[[ Data supplied, beginning ]]

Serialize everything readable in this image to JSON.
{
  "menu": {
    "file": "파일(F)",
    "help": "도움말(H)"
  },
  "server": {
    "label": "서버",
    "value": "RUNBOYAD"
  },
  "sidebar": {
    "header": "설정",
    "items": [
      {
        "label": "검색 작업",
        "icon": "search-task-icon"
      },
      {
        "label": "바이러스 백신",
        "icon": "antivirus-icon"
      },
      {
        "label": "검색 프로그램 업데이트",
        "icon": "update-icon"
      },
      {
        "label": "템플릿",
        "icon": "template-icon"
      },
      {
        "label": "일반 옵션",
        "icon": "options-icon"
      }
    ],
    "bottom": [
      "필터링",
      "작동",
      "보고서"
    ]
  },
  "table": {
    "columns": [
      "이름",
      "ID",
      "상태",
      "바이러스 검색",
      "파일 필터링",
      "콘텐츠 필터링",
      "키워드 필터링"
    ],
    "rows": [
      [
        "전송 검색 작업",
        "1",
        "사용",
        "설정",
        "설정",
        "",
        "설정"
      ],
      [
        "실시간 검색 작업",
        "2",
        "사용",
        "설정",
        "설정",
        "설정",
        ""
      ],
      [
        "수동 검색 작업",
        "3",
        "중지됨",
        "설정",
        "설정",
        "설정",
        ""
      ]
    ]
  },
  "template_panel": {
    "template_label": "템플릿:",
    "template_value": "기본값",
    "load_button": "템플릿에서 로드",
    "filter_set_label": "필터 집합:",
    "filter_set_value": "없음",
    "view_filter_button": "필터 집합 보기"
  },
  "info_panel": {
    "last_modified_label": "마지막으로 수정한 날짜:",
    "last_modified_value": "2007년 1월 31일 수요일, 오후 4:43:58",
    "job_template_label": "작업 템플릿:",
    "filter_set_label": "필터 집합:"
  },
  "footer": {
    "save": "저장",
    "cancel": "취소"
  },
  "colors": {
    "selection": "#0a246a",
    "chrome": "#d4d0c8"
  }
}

[[ Data supplied, end ]]

:: What is required ::
Could you tally the lines in the data that contain the string "icon" and answer with the number alone?

:: Result for this exercise ::
5